• Yapılacak işler:
a. Darbe günlükleri üzerine yazılan metne göre Hurşit Tolon, Sabah gazetesine verdiği demeçte günlükleri hangi tarihte yalanladı?
b. Hilmi Özkök ile Hurşit Tolon'un tanıklıklarını anlatan yazının devamını yaz.

• Kaynak metin:
____
Yetkin: Yani muhtıra verilmeli görüşü dile getirildi, ama bu teklif sayılmaz mı demek istiyorsunuz?
Özkök: Yorum yapmayacağım. Ben sizin daha iyi değerlendirmeniz açısından teklif ve görüşün iki ayrı şey olduğunu söylüyorum.”
Bu konuda daha önce yazdığım yazıda, yukarıdaki soru-cevapları aktardıktan sonra şöyle demiştim:
“Gördüğünüz gibi, Hilmi Özkök, savcılığa verdiği ifadede kendisine tam
olarak ne sorulmuşsa ona cevap vermiş. Peki, bir gazeteci üzerinden
sonradan yaptığı düzeltmeyi savcıyla konuşurken neden yapmamış? Yani
savcıya neden, ‘Siz bana teklif diye soruyorsunuz, böyle bir şey olmadı
fakat bu yönde görüş açıklayanlar oldu’ dememiş? Bu da Hilmi Özkök tarzı
tanıklığın bir inceliği işte... Böyle yaparsa savcıyı yönlendirmiş,
kendisini de kanaat açıklamış gibi hissediyor olmalı. Özkök bir gün
mahkemede de tanıklık ederse, hâkimlerin bu incelikleri hesaba katmaları
gerekir.”
İşte o günler geldi...
Bence mahkeme 3 Aralık 2003 toplantısına ilişkin olarak Özkök’ü tanık
olarak dinlemeli (hele hele Genelkurmay’dan olumsuz cevap gelirse
mutlaka dinlemeli). Tabii, iki savcının yaşadığı tecrübeden sonra,
soruları mutlaka “Hilmi Özkök tarzı tanıklık”ı dikkate alarak formüle etmeli...
Hurşit Tolon’un doğrulaması...
Hurşit Tolon, Darbe Günlükleri’nin Nokta’da yayımlanmasından tam yedi gün sonra, yani 5 Nisan 2007’de, Başbakan’ın savcıları göreve çağırması üzerine Sabah gazetesine verdiği demeçte Günlükler’i külliyen yalanladı, sahte olduğunu ima etti.
Fakat aynı Tolon, 1 Temmuz 2008’de gözaltına alınıp ardından hâkim
karşısına çıkartıldığında çok farklı konuşacak, hâkimin, Günlükler’deki
kendisine dair bölümleri neden tekzip etmediği sorusuna aynen şu cevabı
verecekti:
“Kamuoyunda darbe günlükleri olarak bilinen günlüklerde benimle ilgili
kısımlarda herhangi bir yanlışlık görmediğim için bu konuda tekzip
yapma ihtiyacı hissetmedim.” (Hürriyet, 8 Temmuz 2008.)
____
Sayfa düzeni bölge kayıtları
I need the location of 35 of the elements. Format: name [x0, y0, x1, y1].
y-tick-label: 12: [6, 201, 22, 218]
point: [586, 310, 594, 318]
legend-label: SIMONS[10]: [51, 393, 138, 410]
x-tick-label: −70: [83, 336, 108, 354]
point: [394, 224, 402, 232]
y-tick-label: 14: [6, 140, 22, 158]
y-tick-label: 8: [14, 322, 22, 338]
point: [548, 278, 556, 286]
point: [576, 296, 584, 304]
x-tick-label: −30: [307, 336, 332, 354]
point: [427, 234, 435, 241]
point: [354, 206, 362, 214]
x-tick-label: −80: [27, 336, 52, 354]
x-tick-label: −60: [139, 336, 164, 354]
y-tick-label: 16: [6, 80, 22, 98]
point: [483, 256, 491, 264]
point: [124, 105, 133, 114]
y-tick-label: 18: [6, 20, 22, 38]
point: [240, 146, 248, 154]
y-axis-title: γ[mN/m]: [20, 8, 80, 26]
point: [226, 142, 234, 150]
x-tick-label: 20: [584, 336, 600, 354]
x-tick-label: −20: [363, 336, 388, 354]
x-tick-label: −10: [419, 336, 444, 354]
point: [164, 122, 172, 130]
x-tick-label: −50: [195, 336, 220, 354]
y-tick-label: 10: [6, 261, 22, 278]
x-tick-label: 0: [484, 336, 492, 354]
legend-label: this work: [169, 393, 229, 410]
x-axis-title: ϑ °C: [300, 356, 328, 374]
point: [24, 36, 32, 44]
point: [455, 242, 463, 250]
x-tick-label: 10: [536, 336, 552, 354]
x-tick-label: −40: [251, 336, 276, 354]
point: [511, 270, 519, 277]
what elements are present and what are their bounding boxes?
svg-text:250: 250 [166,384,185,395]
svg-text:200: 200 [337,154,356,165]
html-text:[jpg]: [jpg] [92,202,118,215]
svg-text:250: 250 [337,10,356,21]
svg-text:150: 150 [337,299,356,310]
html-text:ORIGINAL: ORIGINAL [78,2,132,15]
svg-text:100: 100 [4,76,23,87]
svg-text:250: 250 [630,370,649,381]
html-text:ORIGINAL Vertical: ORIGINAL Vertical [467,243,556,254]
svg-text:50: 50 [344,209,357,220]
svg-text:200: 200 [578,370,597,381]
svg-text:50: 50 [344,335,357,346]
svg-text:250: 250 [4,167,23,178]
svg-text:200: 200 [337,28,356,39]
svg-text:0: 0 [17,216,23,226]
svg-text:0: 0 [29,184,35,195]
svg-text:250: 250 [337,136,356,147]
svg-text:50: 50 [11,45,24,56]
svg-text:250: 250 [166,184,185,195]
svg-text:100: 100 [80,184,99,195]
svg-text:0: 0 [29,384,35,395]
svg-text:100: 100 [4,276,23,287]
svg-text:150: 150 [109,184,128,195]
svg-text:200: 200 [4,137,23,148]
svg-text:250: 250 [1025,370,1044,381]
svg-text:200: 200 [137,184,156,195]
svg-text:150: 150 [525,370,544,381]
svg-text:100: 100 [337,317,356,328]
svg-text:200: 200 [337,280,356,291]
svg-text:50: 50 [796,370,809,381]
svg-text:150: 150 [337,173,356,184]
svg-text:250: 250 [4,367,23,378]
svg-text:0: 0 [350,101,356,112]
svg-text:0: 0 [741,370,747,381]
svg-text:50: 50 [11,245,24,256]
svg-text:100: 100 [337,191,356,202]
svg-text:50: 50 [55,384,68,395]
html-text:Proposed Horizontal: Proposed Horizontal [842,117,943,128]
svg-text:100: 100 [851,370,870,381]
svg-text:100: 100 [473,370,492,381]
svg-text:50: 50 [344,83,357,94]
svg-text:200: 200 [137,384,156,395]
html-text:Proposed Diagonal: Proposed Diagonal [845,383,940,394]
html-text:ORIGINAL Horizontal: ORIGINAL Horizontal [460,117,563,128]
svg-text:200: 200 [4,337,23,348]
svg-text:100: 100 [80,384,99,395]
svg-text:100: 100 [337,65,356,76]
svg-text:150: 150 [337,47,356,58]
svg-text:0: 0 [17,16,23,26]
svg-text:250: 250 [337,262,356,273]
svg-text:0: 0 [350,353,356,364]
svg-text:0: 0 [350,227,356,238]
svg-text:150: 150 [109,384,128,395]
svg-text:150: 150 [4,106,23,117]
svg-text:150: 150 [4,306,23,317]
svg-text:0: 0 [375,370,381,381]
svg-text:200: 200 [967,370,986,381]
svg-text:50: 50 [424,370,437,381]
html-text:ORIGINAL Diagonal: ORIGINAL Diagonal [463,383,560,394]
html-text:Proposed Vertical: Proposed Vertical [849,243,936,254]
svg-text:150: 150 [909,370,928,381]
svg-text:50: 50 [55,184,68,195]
____
• Yazılı yanıtlar:
a. 5 Nisan 2007'de.

b.
Peki, ne olmuştu da iki ifade arasında bu kadar büyük bir fark
oluşmuştu? Ben o günlerde yazdığım yazıda, bunun Tolon’un
tutuklanacağını anlamış olmasıyla açıklanabileceğini öne sürmüştüm. Şu
anda da öyle düşünüyorum:
“Tolon, savcılık ve mahkeme sorgularında kendisinin ‘darbe
planlamakla’ suçlanacağını anladı. Bunun üzerine, sorgucuların eline çok
büyük bir koz verme pahasına, ‘Kamuoyunda darbe günlükleri olarak
bilinen günlüklerde benimle ilgili kısımlarda herhangi bir yanlışlık
görmedim’ dedi. Bunu neden göze aldı peki? Bence bu, ‘Benim darbe
planlamaktan yargılanmamı ve ceza almamı engellemezseniz, kendimle
birlikte sizi de yakarım’ mesajıydı...”
Mevcut duruma bakıp da “mesaj”ın işe yaramadığını kimse öne süremez.
Fakat işte, Tolon’un o gün sorgucuların eline verdiği koz şimdi karşısına dikilmiş durumda...
3 Aralık 2003 toplantısının bir “muhtıra” toplantısı olduğuna dair benim argümanlarım bunlar...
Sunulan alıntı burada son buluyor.